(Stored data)
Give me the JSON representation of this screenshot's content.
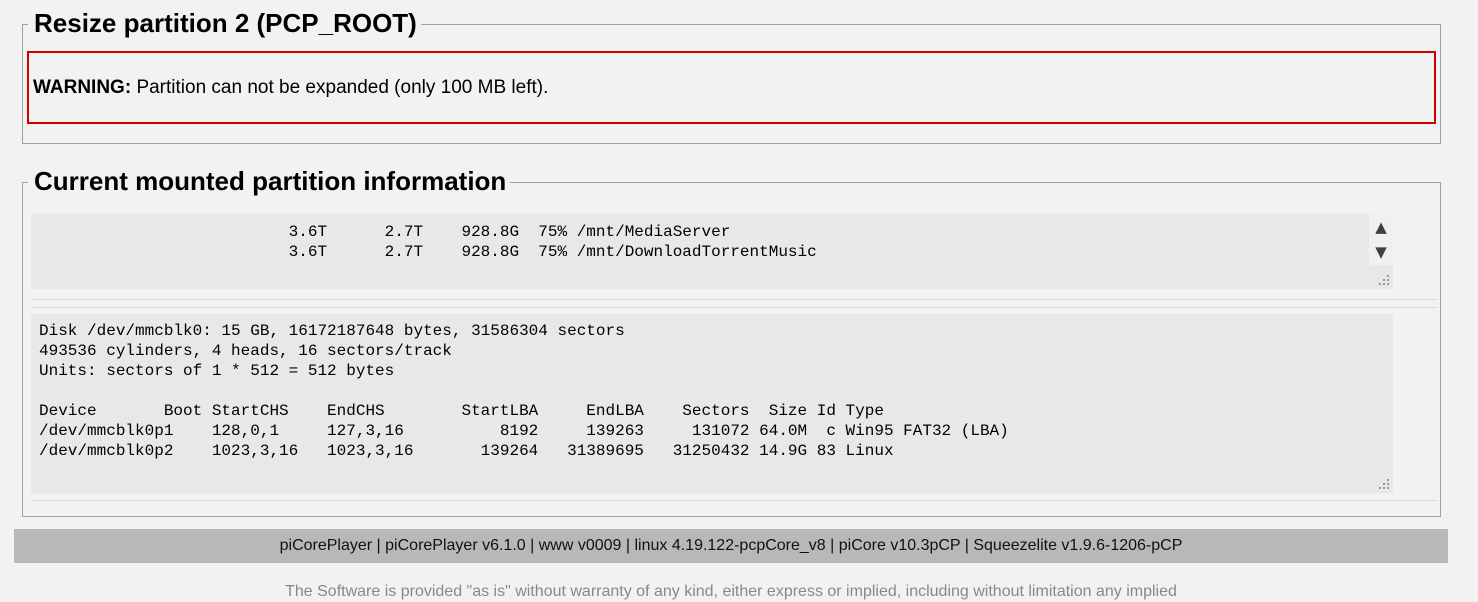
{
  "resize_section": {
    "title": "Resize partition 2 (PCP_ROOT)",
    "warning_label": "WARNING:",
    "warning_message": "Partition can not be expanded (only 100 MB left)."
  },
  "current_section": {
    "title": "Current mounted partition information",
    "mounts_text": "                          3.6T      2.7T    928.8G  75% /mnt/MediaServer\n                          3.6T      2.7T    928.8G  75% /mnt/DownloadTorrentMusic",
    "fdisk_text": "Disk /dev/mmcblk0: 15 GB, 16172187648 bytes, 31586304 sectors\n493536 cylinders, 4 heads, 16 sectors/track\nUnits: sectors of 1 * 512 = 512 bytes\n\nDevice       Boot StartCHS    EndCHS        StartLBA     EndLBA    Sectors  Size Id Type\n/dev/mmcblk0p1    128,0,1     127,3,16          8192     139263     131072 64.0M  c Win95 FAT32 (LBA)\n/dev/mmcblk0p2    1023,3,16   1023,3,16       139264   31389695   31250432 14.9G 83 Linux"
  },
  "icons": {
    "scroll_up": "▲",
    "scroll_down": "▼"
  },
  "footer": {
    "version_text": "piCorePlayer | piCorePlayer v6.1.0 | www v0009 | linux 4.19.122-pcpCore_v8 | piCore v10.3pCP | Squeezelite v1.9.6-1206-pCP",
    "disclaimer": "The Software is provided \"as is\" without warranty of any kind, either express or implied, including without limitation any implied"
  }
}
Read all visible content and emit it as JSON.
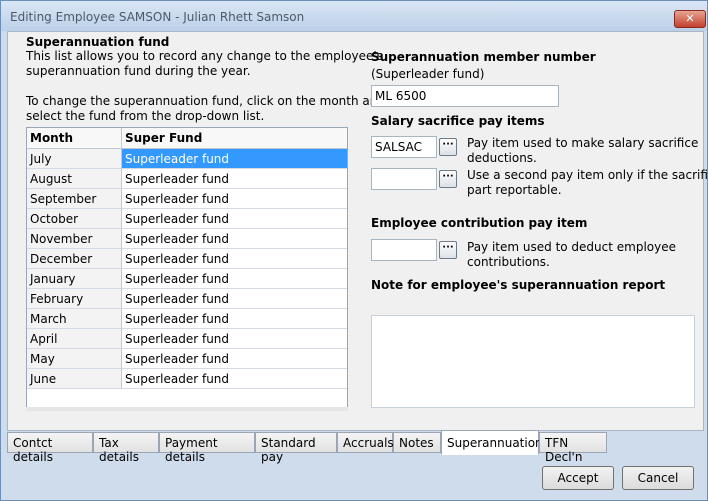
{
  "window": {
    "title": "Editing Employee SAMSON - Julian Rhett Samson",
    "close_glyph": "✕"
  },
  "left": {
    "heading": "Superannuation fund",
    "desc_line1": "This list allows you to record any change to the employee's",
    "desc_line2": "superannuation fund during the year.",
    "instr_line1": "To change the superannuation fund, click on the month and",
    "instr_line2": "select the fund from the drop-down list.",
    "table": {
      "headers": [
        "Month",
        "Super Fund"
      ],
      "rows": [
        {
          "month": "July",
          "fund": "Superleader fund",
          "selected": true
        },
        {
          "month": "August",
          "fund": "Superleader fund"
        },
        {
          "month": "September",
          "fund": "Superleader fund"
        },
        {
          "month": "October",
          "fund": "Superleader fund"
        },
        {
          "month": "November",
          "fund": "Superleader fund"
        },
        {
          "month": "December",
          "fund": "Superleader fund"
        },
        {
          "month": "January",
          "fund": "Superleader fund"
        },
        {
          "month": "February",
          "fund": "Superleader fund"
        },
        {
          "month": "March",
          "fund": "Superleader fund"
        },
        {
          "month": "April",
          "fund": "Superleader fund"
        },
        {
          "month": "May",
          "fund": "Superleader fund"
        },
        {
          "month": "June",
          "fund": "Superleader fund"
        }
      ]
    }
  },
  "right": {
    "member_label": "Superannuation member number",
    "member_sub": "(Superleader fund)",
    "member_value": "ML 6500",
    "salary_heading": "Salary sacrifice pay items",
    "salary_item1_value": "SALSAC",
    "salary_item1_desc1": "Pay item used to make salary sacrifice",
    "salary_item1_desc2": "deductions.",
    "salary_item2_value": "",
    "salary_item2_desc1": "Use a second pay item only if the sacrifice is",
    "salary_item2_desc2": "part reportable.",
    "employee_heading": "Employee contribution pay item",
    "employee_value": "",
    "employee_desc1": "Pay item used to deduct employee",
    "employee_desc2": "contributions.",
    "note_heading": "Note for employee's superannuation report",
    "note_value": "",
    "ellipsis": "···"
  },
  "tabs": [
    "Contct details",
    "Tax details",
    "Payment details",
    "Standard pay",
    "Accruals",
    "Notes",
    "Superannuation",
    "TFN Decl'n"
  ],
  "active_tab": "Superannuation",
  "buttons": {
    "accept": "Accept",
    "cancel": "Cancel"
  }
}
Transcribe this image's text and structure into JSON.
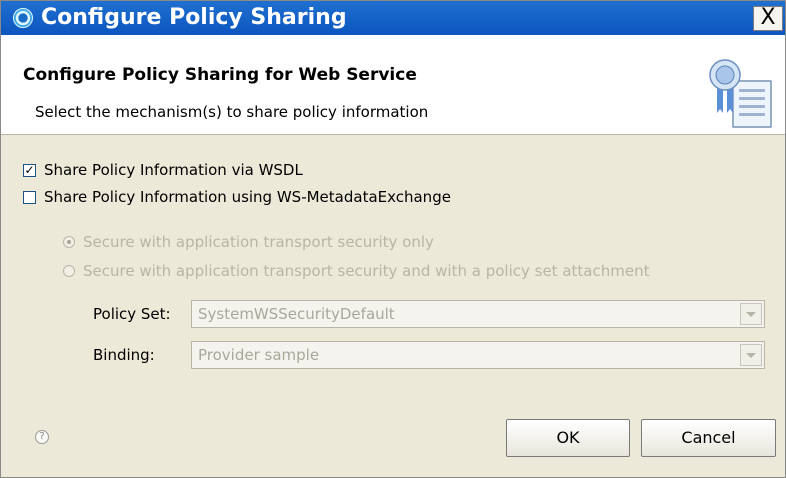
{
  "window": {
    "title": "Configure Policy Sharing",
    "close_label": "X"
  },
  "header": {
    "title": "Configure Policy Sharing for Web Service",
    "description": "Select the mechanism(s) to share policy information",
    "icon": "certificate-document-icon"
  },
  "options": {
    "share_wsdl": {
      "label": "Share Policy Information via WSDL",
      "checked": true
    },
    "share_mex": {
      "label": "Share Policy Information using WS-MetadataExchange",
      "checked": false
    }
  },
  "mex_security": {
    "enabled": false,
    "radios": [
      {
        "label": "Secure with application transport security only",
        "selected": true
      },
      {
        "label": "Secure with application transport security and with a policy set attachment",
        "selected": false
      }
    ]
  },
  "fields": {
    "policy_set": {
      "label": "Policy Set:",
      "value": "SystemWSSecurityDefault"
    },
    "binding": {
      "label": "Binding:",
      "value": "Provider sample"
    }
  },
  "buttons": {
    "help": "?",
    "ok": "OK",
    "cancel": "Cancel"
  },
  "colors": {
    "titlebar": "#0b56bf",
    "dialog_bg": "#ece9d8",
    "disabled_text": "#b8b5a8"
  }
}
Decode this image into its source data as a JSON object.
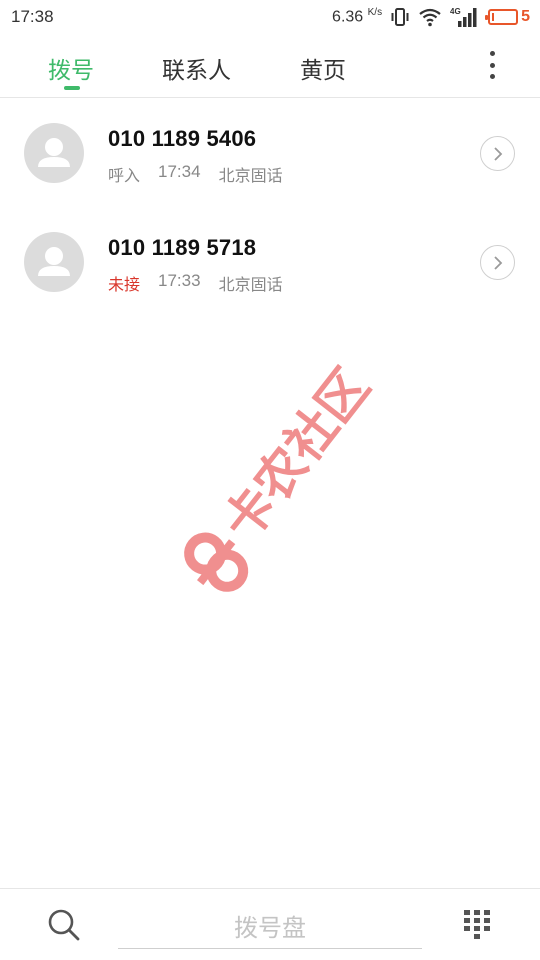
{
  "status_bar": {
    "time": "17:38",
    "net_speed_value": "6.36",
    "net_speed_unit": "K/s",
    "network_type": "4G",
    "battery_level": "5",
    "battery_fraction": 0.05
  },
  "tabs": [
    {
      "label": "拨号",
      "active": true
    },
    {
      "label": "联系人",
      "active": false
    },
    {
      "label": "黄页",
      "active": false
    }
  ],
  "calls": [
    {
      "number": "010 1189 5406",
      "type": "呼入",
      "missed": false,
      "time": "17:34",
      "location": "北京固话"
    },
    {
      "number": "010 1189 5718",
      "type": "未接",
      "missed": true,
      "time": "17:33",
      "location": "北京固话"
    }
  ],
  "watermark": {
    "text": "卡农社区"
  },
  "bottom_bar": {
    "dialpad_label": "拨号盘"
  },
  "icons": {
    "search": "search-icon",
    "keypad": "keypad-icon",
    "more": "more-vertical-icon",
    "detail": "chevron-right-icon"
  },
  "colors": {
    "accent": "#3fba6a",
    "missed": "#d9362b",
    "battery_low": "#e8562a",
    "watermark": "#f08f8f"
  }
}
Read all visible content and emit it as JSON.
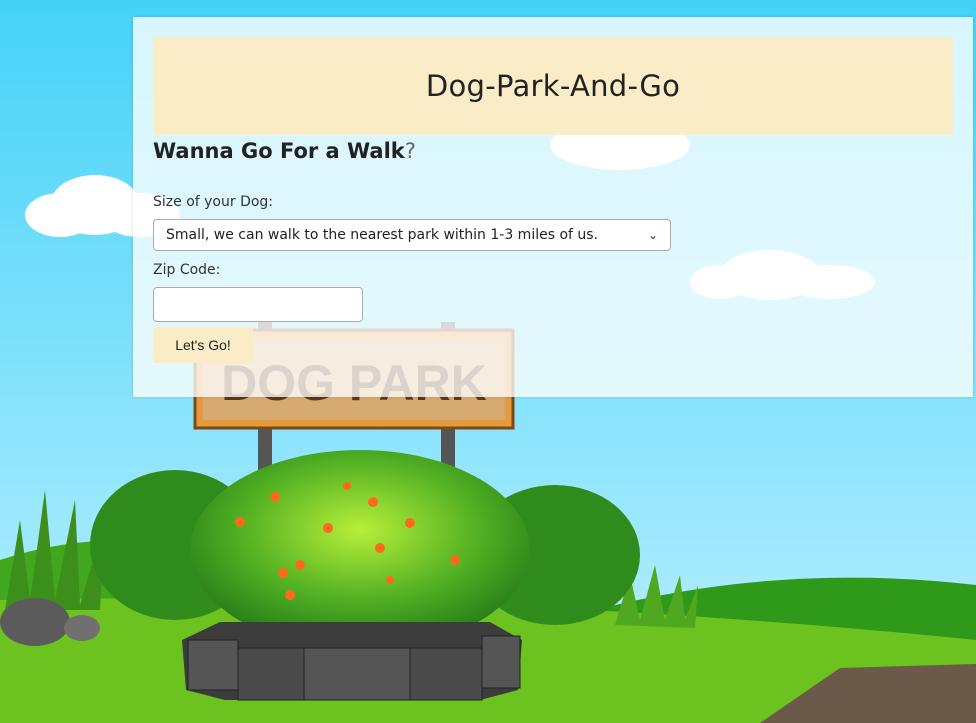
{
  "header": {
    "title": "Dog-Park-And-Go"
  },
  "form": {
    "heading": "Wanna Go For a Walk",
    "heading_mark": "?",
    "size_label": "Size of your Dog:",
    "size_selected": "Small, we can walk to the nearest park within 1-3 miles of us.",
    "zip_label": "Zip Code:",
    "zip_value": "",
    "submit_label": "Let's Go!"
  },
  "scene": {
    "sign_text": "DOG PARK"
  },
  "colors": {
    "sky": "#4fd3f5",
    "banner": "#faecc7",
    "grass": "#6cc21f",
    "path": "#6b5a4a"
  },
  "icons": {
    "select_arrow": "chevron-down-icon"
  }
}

> [SET EXERCISE]:
Using the records above, find and show each line with the string "transport".

> [FINAL ANSWER]:
        "label": "Secure with application transport security only",
        "label": "Secure with application transport security and with a policy set attachment",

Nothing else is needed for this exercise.